Dataset records
* START *
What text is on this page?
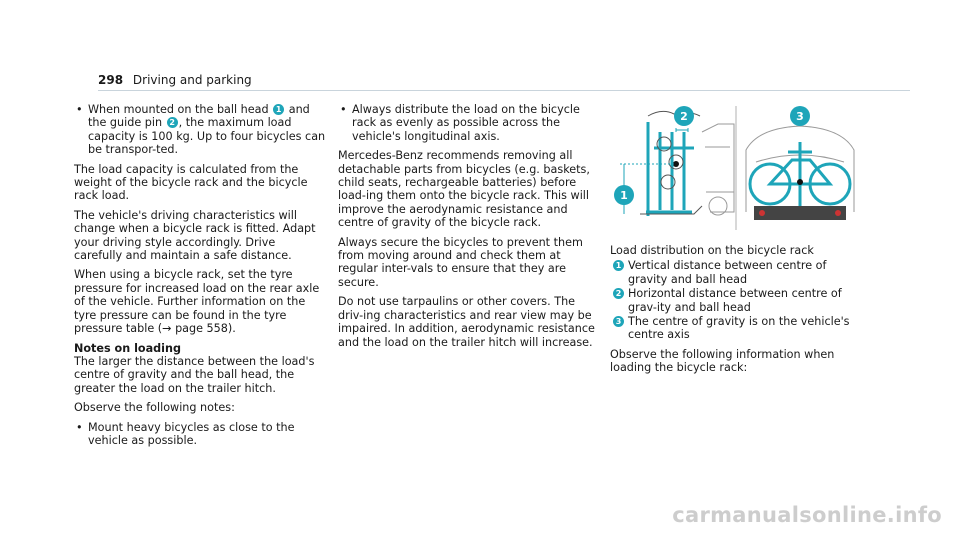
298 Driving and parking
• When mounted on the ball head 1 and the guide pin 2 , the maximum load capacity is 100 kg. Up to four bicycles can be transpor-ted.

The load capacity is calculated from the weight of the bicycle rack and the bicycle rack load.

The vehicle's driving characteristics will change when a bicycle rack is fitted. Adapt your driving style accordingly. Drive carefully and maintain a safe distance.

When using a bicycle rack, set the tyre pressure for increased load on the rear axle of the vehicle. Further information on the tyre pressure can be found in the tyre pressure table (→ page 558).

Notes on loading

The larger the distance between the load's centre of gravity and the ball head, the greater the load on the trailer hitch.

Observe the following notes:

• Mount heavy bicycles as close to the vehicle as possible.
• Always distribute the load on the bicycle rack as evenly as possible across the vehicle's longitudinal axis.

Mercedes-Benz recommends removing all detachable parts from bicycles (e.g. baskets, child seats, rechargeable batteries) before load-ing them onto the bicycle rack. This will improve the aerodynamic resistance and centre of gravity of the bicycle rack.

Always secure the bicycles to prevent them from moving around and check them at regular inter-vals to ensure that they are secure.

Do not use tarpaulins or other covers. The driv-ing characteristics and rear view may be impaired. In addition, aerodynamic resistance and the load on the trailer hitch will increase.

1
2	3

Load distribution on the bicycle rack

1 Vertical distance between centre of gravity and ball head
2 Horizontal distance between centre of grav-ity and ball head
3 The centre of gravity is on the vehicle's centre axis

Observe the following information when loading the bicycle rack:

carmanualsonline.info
* END *
* START *
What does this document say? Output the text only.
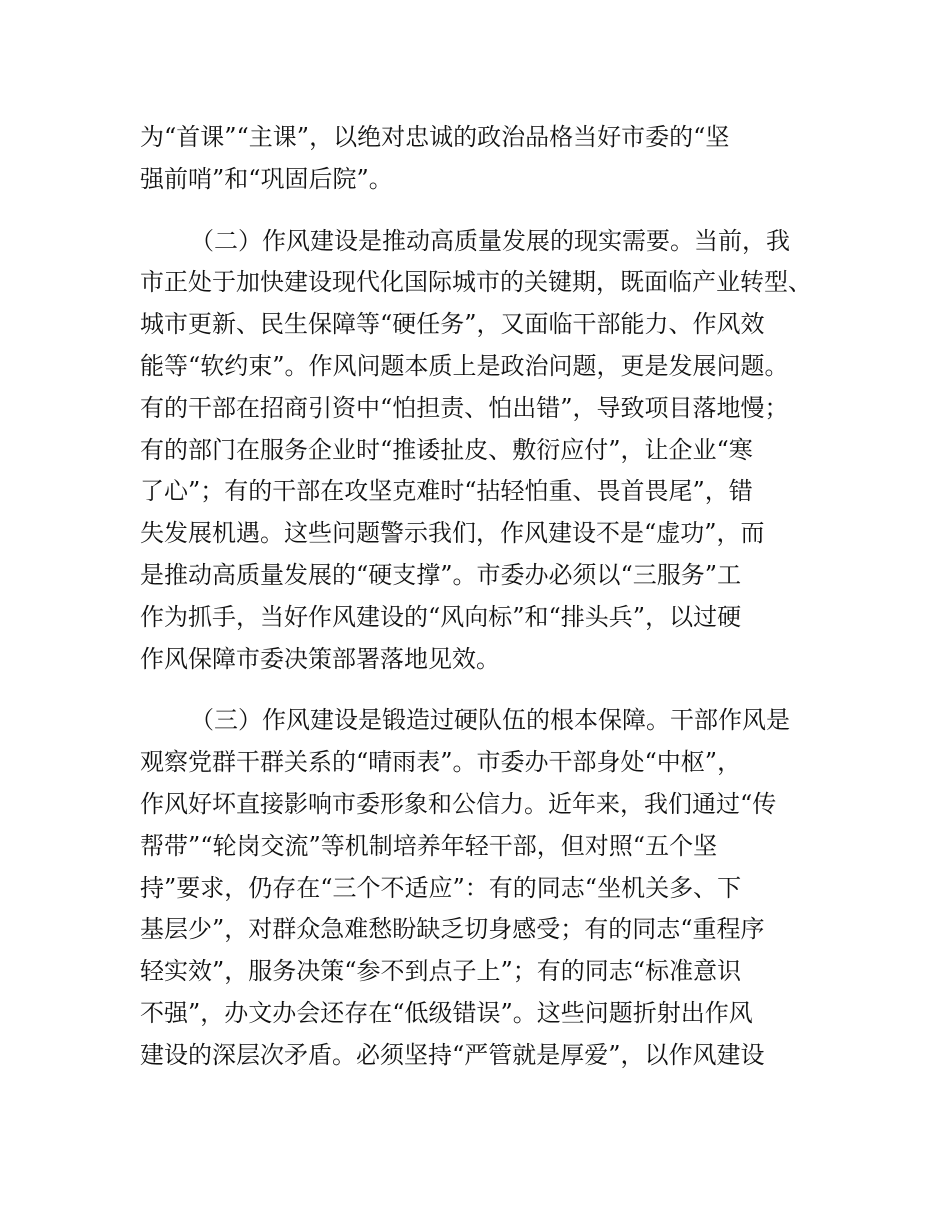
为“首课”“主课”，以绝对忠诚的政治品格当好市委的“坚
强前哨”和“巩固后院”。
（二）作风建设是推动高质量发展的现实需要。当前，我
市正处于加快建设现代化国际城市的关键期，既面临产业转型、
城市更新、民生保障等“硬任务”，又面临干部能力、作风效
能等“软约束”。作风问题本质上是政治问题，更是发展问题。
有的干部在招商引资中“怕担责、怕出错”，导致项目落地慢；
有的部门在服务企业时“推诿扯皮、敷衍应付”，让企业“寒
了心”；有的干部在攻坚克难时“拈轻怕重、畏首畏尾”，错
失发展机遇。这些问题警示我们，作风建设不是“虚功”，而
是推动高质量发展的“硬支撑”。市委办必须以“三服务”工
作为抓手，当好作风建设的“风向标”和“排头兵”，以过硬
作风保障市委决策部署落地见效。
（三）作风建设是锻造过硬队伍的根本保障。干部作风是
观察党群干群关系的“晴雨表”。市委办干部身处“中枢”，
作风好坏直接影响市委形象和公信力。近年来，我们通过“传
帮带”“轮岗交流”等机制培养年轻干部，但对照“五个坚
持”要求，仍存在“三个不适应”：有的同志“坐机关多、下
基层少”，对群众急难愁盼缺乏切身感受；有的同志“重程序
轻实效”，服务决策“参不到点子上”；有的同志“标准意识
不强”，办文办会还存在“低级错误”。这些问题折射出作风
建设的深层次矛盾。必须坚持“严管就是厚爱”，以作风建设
* END *
**WHAT TO WORK ON**
Go through the material and copy out every line with "information" in it.

**COMPLETED EXERCISE**
When using a bicycle rack, set the tyre pressure for increased load on the rear axle of the vehicle. Further information on the tyre pressure can be found in the tyre pressure table (→ page 558).
Observe the following information when loading the bicycle rack:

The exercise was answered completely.